- Tasks to complete:
[A] Answer these questions from the passage on advertising in Polish city spaces, one line each:
(i) Which studio worked with Designbotic on the experiment?
(ii) In which city was the original photo used, and from what month?
(iii) On what date was the landscape act annulled, and by whose decision?
[B] Extend the passage on advertising in Polish city spaces, picking up after its final sentence.

━━━━━ Document section

Studies of a space of Polish cities.

In an experiment carried out by Designbotic in cooperation with Roark Studio, the impact of large-format advertising on the perception of Polish city spaces was examined. The selected public spaces include the Market Squares in Wroclaw and Poznan, the “Manhattan” Shopping Center in Gdansk, the “Central” Department Store in Bialystok and the intersection of Marszałkowska Street and Al. Jerozolimskie in Warsaw.

The study compared the original photos of cities with their modified versions that showed what a city space dominated by advertising might look like. Only in the case of Warsaw, the original photo from July this year was used, showing the immediate surroundings of the Rotunda building with large-format advertisements displayed on all nearby buildings. It is worth recalling that on 25th February this year, by the decision of the Mazowieckie Province Governor, the so-called landscape act aimed at regulating the location and form of advertising media in the city space was annulled.

━━━━━━━━━━
━━━━━ Material shown

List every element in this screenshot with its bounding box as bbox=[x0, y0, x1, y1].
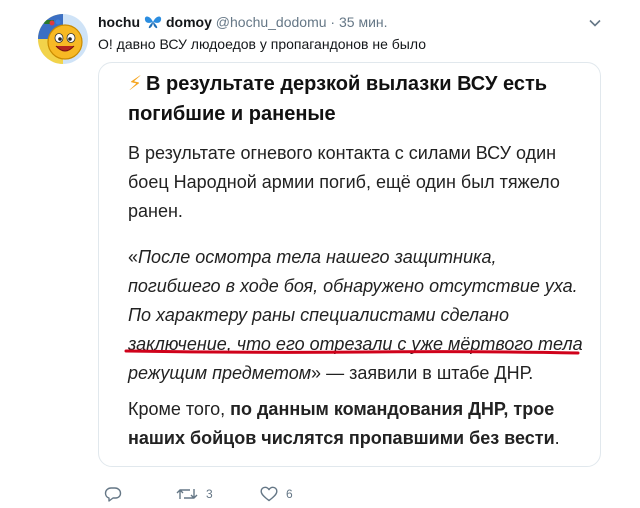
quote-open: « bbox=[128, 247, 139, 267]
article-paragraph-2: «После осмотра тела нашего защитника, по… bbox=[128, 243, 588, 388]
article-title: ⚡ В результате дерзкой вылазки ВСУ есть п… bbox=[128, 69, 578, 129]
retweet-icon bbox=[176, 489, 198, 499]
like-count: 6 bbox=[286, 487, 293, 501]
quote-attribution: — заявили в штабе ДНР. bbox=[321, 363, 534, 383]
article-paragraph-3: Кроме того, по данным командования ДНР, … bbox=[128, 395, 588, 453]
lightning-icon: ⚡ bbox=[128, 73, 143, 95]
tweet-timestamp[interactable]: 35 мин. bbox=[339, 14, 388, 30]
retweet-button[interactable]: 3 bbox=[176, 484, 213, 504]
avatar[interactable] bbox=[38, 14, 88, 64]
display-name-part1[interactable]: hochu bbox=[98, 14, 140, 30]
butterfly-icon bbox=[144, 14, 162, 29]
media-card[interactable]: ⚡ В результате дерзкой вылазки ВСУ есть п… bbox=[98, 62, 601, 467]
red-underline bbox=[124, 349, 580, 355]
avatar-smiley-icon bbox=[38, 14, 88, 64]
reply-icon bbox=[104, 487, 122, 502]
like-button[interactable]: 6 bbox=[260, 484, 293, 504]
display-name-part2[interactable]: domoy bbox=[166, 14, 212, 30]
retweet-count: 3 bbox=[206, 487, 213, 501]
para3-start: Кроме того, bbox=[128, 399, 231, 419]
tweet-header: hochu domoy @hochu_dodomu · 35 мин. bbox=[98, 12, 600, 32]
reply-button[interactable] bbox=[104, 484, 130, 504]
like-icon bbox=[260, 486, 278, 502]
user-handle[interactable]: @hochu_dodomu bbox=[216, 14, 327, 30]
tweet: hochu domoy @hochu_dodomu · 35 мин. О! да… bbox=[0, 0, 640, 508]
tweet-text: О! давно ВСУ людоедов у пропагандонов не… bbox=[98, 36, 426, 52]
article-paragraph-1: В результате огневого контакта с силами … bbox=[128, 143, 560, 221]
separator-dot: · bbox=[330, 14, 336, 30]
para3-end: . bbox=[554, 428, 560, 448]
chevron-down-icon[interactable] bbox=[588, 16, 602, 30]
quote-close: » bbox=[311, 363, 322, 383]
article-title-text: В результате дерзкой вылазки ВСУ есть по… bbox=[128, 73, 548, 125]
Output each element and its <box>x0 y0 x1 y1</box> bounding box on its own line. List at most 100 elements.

━━━━━━━━━━

- Responses:
[A]
(i) Roark Studio
(ii) Warsaw, from July
(iii) On 25th February, by the decision of the Mazowieckie Province Governor

[B]
Results

In the study, selected spaces were presented to 30 people whose eyeball movement was registered using an eye-tracking device. Precisely recorded measurements made it possible to learn how human eyesight reacts to the city space. Subsequent analysis can reveal which elements are observed first, which ones attract our attention, and which ones our eyes most often return to.

In the first two seconds, the observers scanned the entire space evenly, but as the time passed their focus returned to the areas occupied by advertisements more often and for longer periods. As a result, they spent as much as 35% of the time watching advertising content that dominates the sense of sight, despite the fact that they occupied a relatively small area in the photos.

On the other hand, public spaces devoid of advertising elements allowed for eyeball movement that was more unrestrained and individual for each person, with a focus on architectural features, infrastructure and people present in the photos.